--- WORK REQUIRED ---
In the listing below, identify each line with the word "labels" and return those lines.

Dataset records

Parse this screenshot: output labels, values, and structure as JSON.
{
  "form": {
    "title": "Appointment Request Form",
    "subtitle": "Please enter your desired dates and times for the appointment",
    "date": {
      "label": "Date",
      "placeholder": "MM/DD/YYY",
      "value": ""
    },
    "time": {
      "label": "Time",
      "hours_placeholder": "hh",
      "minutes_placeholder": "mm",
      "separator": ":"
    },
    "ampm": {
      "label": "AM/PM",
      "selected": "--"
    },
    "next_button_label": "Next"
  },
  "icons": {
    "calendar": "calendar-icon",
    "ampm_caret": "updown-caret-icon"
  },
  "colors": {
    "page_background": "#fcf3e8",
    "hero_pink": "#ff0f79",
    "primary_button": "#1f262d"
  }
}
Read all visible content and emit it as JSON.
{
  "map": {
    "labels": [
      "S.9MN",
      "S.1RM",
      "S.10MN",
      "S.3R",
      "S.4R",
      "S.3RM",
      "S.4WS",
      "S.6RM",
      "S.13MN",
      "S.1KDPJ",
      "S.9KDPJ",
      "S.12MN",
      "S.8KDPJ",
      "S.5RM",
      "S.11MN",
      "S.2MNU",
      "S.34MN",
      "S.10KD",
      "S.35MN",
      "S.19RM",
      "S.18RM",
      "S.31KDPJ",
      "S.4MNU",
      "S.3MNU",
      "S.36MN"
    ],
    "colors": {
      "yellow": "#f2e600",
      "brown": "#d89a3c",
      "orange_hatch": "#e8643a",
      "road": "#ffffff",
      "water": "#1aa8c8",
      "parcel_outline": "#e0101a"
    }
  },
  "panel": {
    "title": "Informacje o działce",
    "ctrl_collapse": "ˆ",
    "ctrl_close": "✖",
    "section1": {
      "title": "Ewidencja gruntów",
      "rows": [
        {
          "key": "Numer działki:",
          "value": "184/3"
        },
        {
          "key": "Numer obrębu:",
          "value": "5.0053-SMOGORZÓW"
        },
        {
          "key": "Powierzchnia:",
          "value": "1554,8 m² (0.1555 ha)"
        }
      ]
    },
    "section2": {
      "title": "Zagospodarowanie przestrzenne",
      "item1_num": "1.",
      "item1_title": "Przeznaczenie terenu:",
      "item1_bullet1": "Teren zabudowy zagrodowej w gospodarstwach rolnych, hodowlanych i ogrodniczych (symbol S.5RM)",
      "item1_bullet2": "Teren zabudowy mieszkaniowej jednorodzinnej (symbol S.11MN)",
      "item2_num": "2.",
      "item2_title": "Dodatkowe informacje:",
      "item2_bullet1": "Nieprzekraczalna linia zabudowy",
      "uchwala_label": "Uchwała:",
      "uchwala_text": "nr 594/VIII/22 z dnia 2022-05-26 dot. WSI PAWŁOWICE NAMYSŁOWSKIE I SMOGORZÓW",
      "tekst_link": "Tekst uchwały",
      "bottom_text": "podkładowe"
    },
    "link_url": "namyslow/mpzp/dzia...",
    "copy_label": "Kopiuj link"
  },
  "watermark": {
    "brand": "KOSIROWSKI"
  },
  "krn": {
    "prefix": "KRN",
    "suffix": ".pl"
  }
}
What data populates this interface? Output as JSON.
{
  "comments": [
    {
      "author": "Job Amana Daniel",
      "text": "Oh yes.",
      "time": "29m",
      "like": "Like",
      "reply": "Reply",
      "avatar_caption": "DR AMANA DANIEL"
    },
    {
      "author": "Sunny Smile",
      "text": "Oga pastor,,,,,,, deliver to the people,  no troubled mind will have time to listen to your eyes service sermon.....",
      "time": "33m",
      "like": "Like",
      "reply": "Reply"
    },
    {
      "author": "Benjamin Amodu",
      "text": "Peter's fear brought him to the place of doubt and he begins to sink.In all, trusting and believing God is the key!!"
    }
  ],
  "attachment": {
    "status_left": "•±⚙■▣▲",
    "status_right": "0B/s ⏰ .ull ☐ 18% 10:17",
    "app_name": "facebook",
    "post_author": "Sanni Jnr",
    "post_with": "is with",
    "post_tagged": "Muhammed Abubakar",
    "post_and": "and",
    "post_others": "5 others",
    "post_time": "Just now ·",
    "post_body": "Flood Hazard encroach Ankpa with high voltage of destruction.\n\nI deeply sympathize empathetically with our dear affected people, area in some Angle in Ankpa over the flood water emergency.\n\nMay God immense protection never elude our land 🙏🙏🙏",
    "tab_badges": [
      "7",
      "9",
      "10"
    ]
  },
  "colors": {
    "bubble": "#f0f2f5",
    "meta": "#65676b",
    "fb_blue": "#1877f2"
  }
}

--- SOLUTION FOR THIS PROBLEM ---
Parse this screenshot: output labels, values, and structure as JSON.
    "labels": [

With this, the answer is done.